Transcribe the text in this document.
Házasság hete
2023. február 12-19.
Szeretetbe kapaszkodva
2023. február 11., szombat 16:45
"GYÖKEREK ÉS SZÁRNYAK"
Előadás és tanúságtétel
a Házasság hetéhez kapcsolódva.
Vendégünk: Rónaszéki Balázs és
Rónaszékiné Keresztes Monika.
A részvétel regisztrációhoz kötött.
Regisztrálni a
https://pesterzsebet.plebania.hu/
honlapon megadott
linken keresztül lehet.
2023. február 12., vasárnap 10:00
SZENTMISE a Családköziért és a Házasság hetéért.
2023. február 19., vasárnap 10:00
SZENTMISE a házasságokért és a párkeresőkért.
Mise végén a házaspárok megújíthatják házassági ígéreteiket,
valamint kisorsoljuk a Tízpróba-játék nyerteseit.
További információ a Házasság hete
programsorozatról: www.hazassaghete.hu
--------------------
• [Requirement] Only the number is wanted: how many lines in the preceding entries hold the string "február"?

• [Exercise solution] 4